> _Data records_
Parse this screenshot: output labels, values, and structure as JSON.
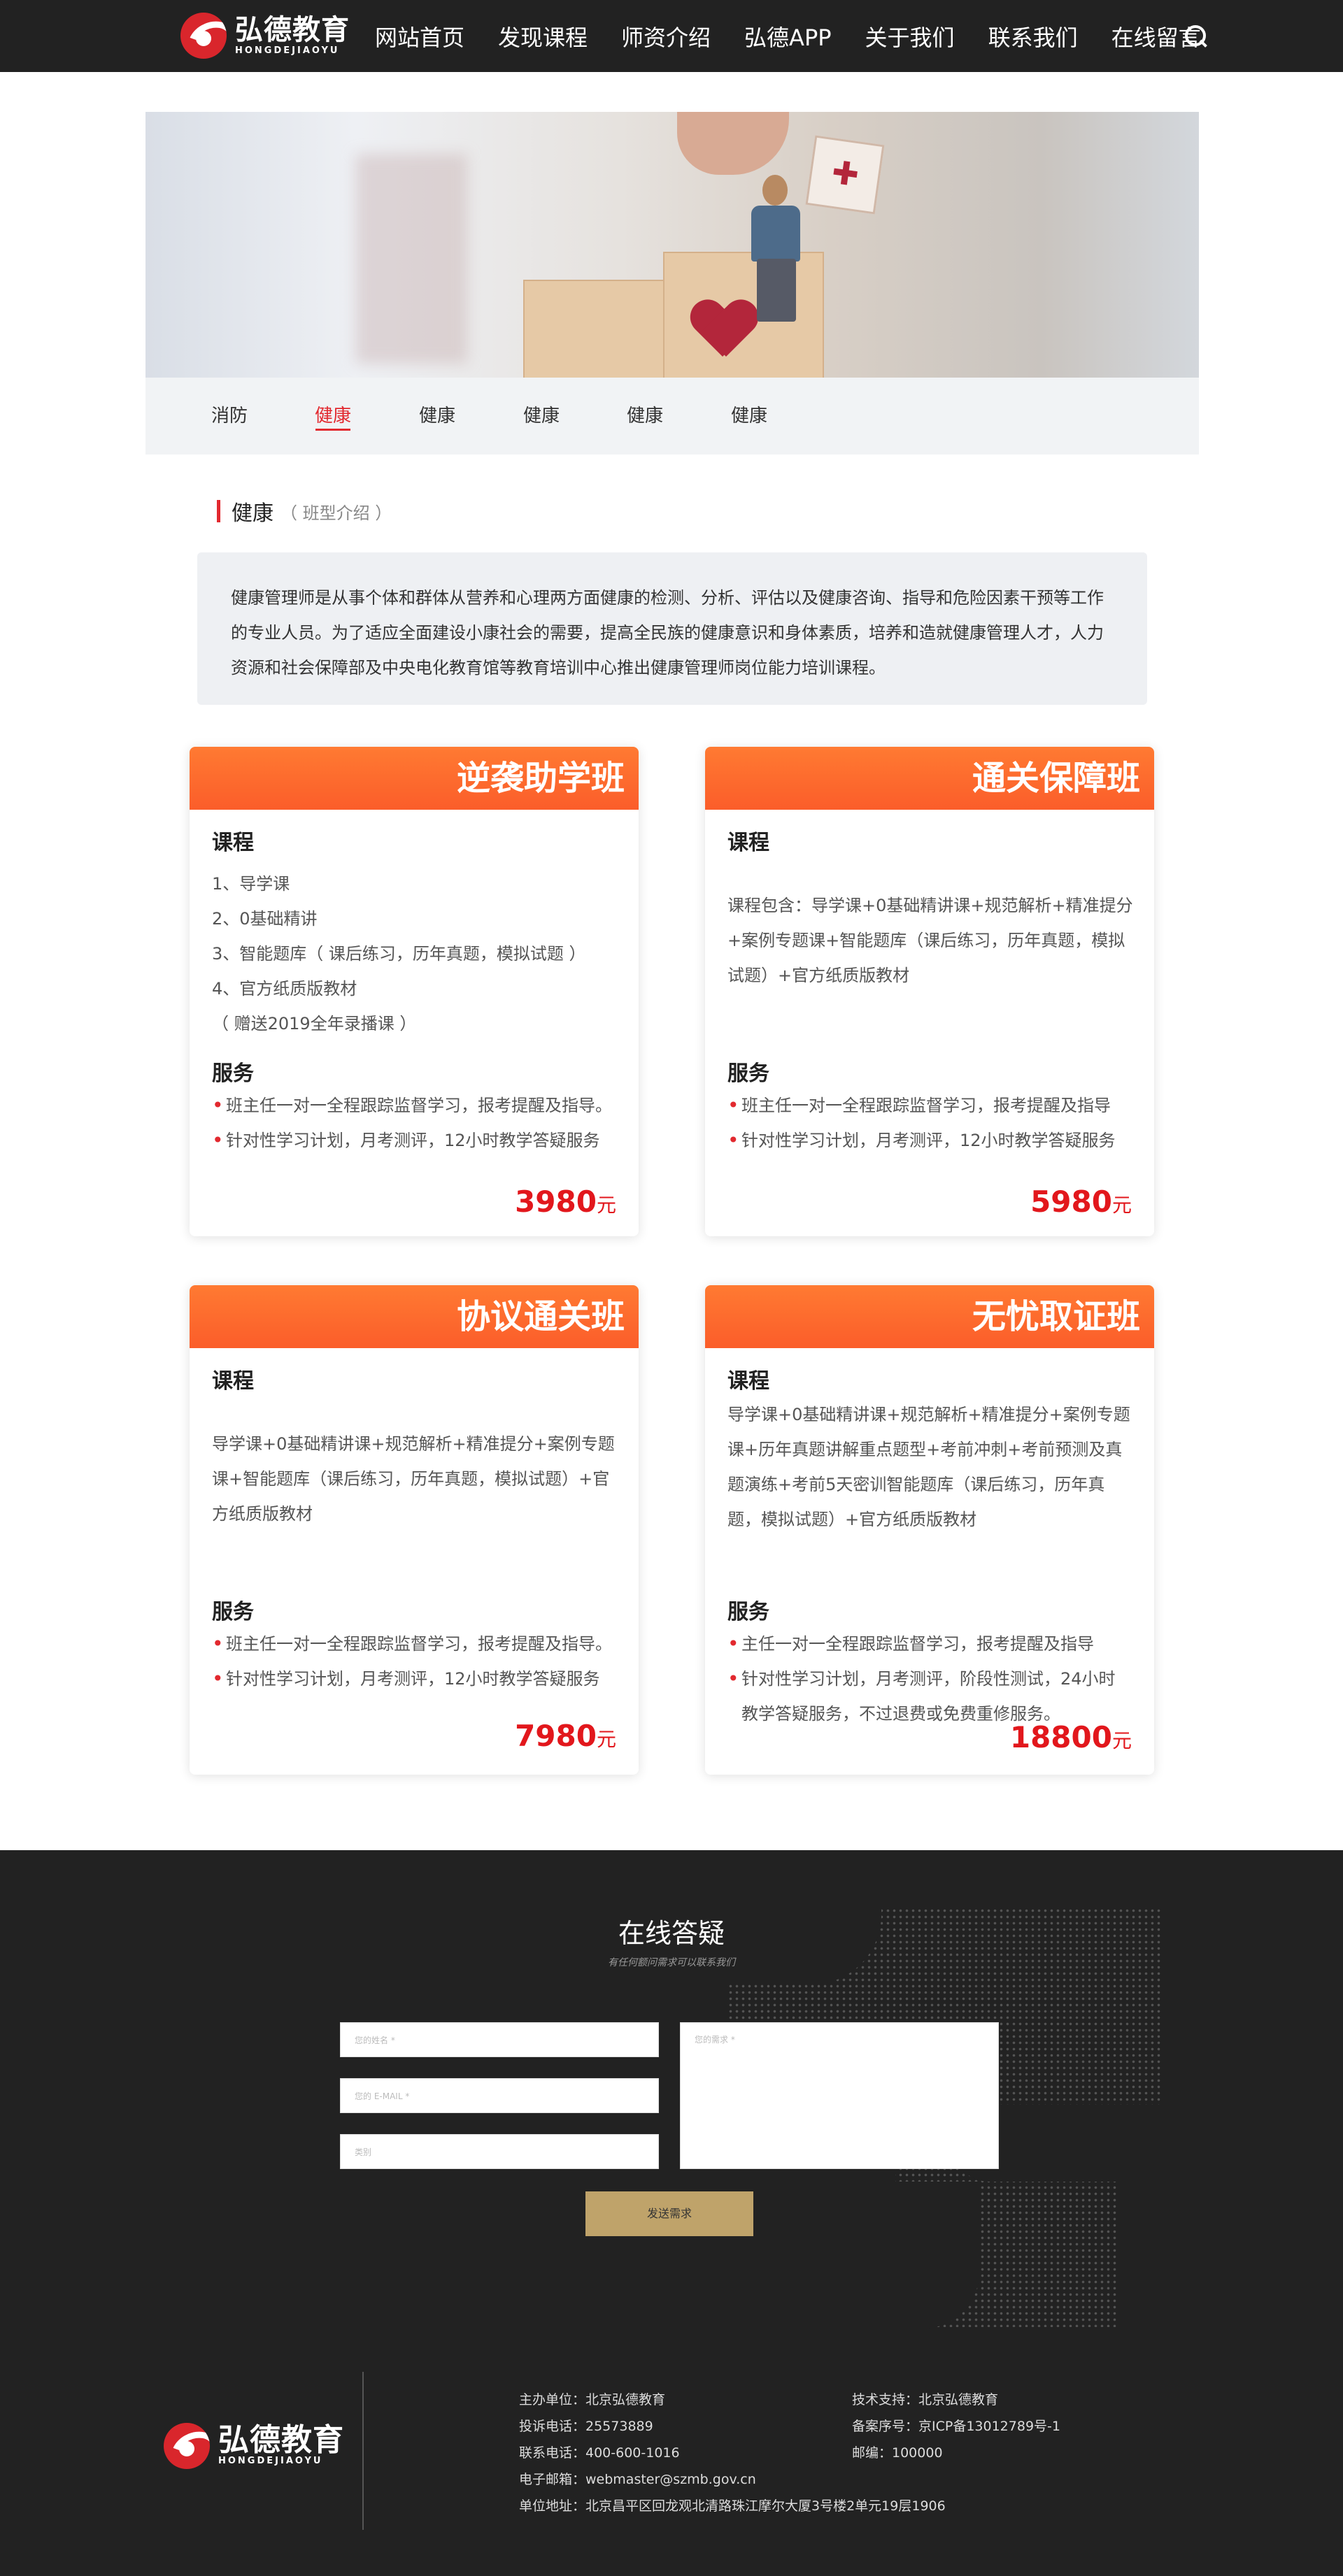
{
  "header": {
    "logo_cn": "弘德教育",
    "logo_en": "HONGDEJIAOYU",
    "nav": [
      "网站首页",
      "发现课程",
      "师资介绍",
      "弘德APP",
      "关于我们",
      "联系我们",
      "在线留言"
    ]
  },
  "tabs": [
    "消防",
    "健康",
    "健康",
    "健康",
    "健康",
    "健康"
  ],
  "active_tab": 1,
  "section": {
    "title": "健康",
    "subtitle": "（ 班型介绍 ）"
  },
  "intro": "健康管理师是从事个体和群体从营养和心理两方面健康的检测、分析、评估以及健康咨询、指导和危险因素干预等工作的专业人员。为了适应全面建设小康社会的需要，提高全民族的健康意识和身体素质，培养和造就健康管理人才，人力资源和社会保障部及中央电化教育馆等教育培训中心推出健康管理师岗位能力培训课程。",
  "cards": [
    {
      "title": "逆袭助学班",
      "course_heading": "课程",
      "course_lines": [
        "1、导学课",
        "2、0基础精讲",
        "3、智能题库（ 课后练习，历年真题，模拟试题 ）",
        "4、官方纸质版教材",
        "（ 赠送2019全年录播课 ）"
      ],
      "service_heading": "服务",
      "services": [
        "班主任一对一全程跟踪监督学习，报考提醒及指导。",
        "针对性学习计划，月考测评，12小时教学答疑服务"
      ],
      "price": "3980",
      "unit": "元"
    },
    {
      "title": "通关保障班",
      "course_heading": "课程",
      "course_text": "课程包含：导学课+0基础精讲课+规范解析+精准提分+案例专题课+智能题库（课后练习，历年真题，模拟试题）+官方纸质版教材",
      "service_heading": "服务",
      "services": [
        "班主任一对一全程跟踪监督学习，报考提醒及指导",
        "针对性学习计划，月考测评，12小时教学答疑服务"
      ],
      "price": "5980",
      "unit": "元"
    },
    {
      "title": "协议通关班",
      "course_heading": "课程",
      "course_text": "导学课+0基础精讲课+规范解析+精准提分+案例专题课+智能题库（课后练习，历年真题，模拟试题）+官方纸质版教材",
      "service_heading": "服务",
      "services": [
        "班主任一对一全程跟踪监督学习，报考提醒及指导。",
        "针对性学习计划，月考测评，12小时教学答疑服务"
      ],
      "price": "7980",
      "unit": "元"
    },
    {
      "title": "无忧取证班",
      "course_heading": "课程",
      "course_text": "导学课+0基础精讲课+规范解析+精准提分+案例专题课+历年真题讲解重点题型+考前冲刺+考前预测及真题演练+考前5天密训智能题库（课后练习，历年真题，模拟试题）+官方纸质版教材",
      "service_heading": "服务",
      "services": [
        "主任一对一全程跟踪监督学习，报考提醒及指导",
        "针对性学习计划，月考测评，阶段性测试，24小时教学答疑服务，不过退费或免费重修服务。"
      ],
      "price": "18800",
      "unit": "元"
    }
  ],
  "form": {
    "title": "在线答疑",
    "subtitle": "有任何额问需求可以联系我们",
    "name_placeholder": "您的姓名 *",
    "email_placeholder": "您的 E-MAIL *",
    "note_placeholder": "类别",
    "message_placeholder": "您的需求 *",
    "submit": "发送需求"
  },
  "footer": {
    "host": "主办单位：北京弘德教育",
    "complaint": "投诉电话：25573889",
    "phone": "联系电话：400-600-1016",
    "email": "电子邮箱：webmaster@szmb.gov.cn",
    "address": "单位地址：北京昌平区回龙观北清路珠江摩尔大厦3号楼2单元19层1906",
    "tech": "技术支持：北京弘德教育",
    "icp": "备案序号：京ICP备13012789号-1",
    "zip": "邮编：100000"
  }
}
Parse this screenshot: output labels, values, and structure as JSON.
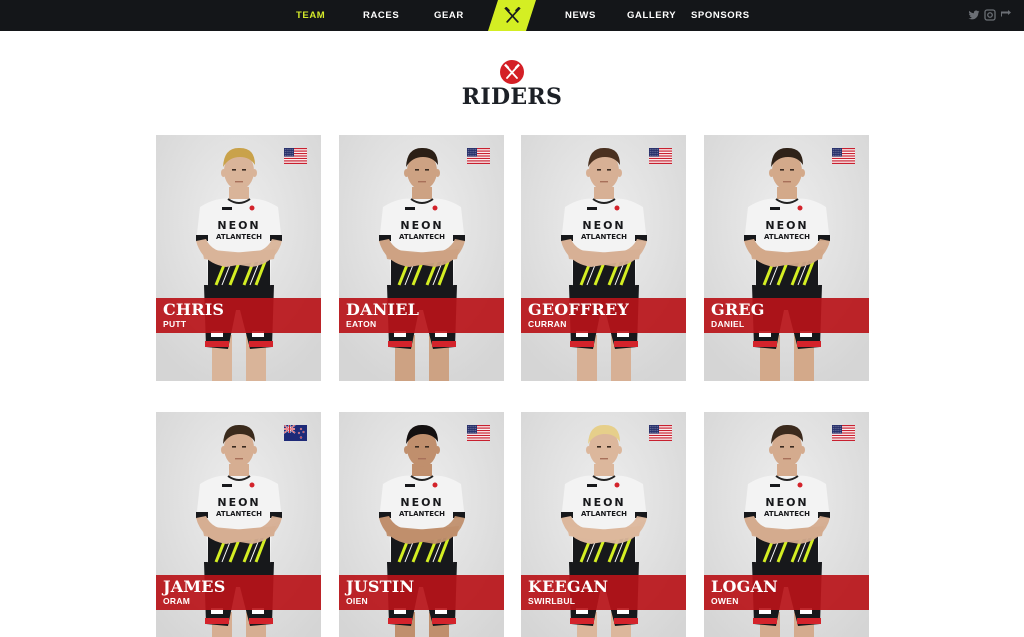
{
  "nav": {
    "items": [
      {
        "label": "TEAM",
        "active": true
      },
      {
        "label": "RACES",
        "active": false
      },
      {
        "label": "GEAR",
        "active": false
      },
      {
        "label": "NEWS",
        "active": false
      },
      {
        "label": "GALLERY",
        "active": false
      },
      {
        "label": "SPONSORS",
        "active": false
      }
    ],
    "logo_icon": "crossed-hammers-icon",
    "social": [
      "twitter-icon",
      "instagram-icon",
      "share-icon"
    ]
  },
  "page": {
    "header_icon": "crossed-hammers-badge-icon",
    "title": "RIDERS"
  },
  "riders": [
    {
      "first": "CHRIS",
      "last": "PUTT",
      "flag": "usa-flag-icon"
    },
    {
      "first": "DANIEL",
      "last": "EATON",
      "flag": "usa-flag-icon"
    },
    {
      "first": "GEOFFREY",
      "last": "CURRAN",
      "flag": "usa-flag-icon"
    },
    {
      "first": "GREG",
      "last": "DANIEL",
      "flag": "usa-flag-icon"
    },
    {
      "first": "JAMES",
      "last": "ORAM",
      "flag": "new-zealand-flag-icon"
    },
    {
      "first": "JUSTIN",
      "last": "OIEN",
      "flag": "usa-flag-icon"
    },
    {
      "first": "KEEGAN",
      "last": "SWIRLBUL",
      "flag": "usa-flag-icon"
    },
    {
      "first": "LOGAN",
      "last": "OWEN",
      "flag": "usa-flag-icon"
    }
  ],
  "jersey": {
    "line1": "NEON",
    "line2": "ATLANTECH"
  },
  "colors": {
    "nav_bg": "#141619",
    "accent": "#d4ee23",
    "brand_red": "#b81419",
    "title": "#1c2026"
  }
}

> _REQUIREMENTS_
Write the listing above out again exactly, dropping each image.

> _THE COMPLETED TASK_
Parse this screenshot: output labels, values, and structure as JSON.
{
  "header": {
    "logo_cn": "弘德教育",
    "logo_en": "HONGDEJIAOYU",
    "nav": [
      "网站首页",
      "发现课程",
      "师资介绍",
      "弘德APP",
      "关于我们",
      "联系我们",
      "在线留言"
    ]
  },
  "tabs": [
    "消防",
    "健康",
    "健康",
    "健康",
    "健康",
    "健康"
  ],
  "active_tab": 1,
  "section": {
    "title": "健康",
    "subtitle": "（ 班型介绍 ）"
  },
  "intro": "健康管理师是从事个体和群体从营养和心理两方面健康的检测、分析、评估以及健康咨询、指导和危险因素干预等工作的专业人员。为了适应全面建设小康社会的需要，提高全民族的健康意识和身体素质，培养和造就健康管理人才，人力资源和社会保障部及中央电化教育馆等教育培训中心推出健康管理师岗位能力培训课程。",
  "cards": [
    {
      "title": "逆袭助学班",
      "course_heading": "课程",
      "course_lines": [
        "1、导学课",
        "2、0基础精讲",
        "3、智能题库（ 课后练习，历年真题，模拟试题 ）",
        "4、官方纸质版教材",
        "（ 赠送2019全年录播课 ）"
      ],
      "service_heading": "服务",
      "services": [
        "班主任一对一全程跟踪监督学习，报考提醒及指导。",
        "针对性学习计划，月考测评，12小时教学答疑服务"
      ],
      "price": "3980",
      "unit": "元"
    },
    {
      "title": "通关保障班",
      "course_heading": "课程",
      "course_text": "课程包含：导学课+0基础精讲课+规范解析+精准提分+案例专题课+智能题库（课后练习，历年真题，模拟试题）+官方纸质版教材",
      "service_heading": "服务",
      "services": [
        "班主任一对一全程跟踪监督学习，报考提醒及指导",
        "针对性学习计划，月考测评，12小时教学答疑服务"
      ],
      "price": "5980",
      "unit": "元"
    },
    {
      "title": "协议通关班",
      "course_heading": "课程",
      "course_text": "导学课+0基础精讲课+规范解析+精准提分+案例专题课+智能题库（课后练习，历年真题，模拟试题）+官方纸质版教材",
      "service_heading": "服务",
      "services": [
        "班主任一对一全程跟踪监督学习，报考提醒及指导。",
        "针对性学习计划，月考测评，12小时教学答疑服务"
      ],
      "price": "7980",
      "unit": "元"
    },
    {
      "title": "无忧取证班",
      "course_heading": "课程",
      "course_text": "导学课+0基础精讲课+规范解析+精准提分+案例专题课+历年真题讲解重点题型+考前冲刺+考前预测及真题演练+考前5天密训智能题库（课后练习，历年真题，模拟试题）+官方纸质版教材",
      "service_heading": "服务",
      "services": [
        "主任一对一全程跟踪监督学习，报考提醒及指导",
        "针对性学习计划，月考测评，阶段性测试，24小时教学答疑服务，不过退费或免费重修服务。"
      ],
      "price": "18800",
      "unit": "元"
    }
  ],
  "form": {
    "title": "在线答疑",
    "subtitle": "有任何额问需求可以联系我们",
    "name_placeholder": "您的姓名 *",
    "email_placeholder": "您的 E-MAIL *",
    "note_placeholder": "类别",
    "message_placeholder": "您的需求 *",
    "submit": "发送需求"
  },
  "footer": {
    "host": "主办单位：北京弘德教育",
    "complaint": "投诉电话：25573889",
    "phone": "联系电话：400-600-1016",
    "email": "电子邮箱：webmaster@szmb.gov.cn",
    "address": "单位地址：北京昌平区回龙观北清路珠江摩尔大厦3号楼2单元19层1906",
    "tech": "技术支持：北京弘德教育",
    "icp": "备案序号：京ICP备13012789号-1",
    "zip": "邮编：100000"
  }
}
Parse this screenshot: output labels, values, and structure as JSON.
{
  "nav": {
    "items": [
      {
        "label": "TEAM",
        "active": true
      },
      {
        "label": "RACES",
        "active": false
      },
      {
        "label": "GEAR",
        "active": false
      },
      {
        "label": "NEWS",
        "active": false
      },
      {
        "label": "GALLERY",
        "active": false
      },
      {
        "label": "SPONSORS",
        "active": false
      }
    ],
    "logo_icon": "crossed-hammers-icon",
    "social": [
      "twitter-icon",
      "instagram-icon",
      "share-icon"
    ]
  },
  "page": {
    "header_icon": "crossed-hammers-badge-icon",
    "title": "RIDERS"
  },
  "riders": [
    {
      "first": "CHRIS",
      "last": "PUTT",
      "flag": "usa-flag-icon"
    },
    {
      "first": "DANIEL",
      "last": "EATON",
      "flag": "usa-flag-icon"
    },
    {
      "first": "GEOFFREY",
      "last": "CURRAN",
      "flag": "usa-flag-icon"
    },
    {
      "first": "GREG",
      "last": "DANIEL",
      "flag": "usa-flag-icon"
    },
    {
      "first": "JAMES",
      "last": "ORAM",
      "flag": "new-zealand-flag-icon"
    },
    {
      "first": "JUSTIN",
      "last": "OIEN",
      "flag": "usa-flag-icon"
    },
    {
      "first": "KEEGAN",
      "last": "SWIRLBUL",
      "flag": "usa-flag-icon"
    },
    {
      "first": "LOGAN",
      "last": "OWEN",
      "flag": "usa-flag-icon"
    }
  ],
  "jersey": {
    "line1": "NEON",
    "line2": "ATLANTECH"
  },
  "colors": {
    "nav_bg": "#141619",
    "accent": "#d4ee23",
    "brand_red": "#b81419",
    "title": "#1c2026"
  }
}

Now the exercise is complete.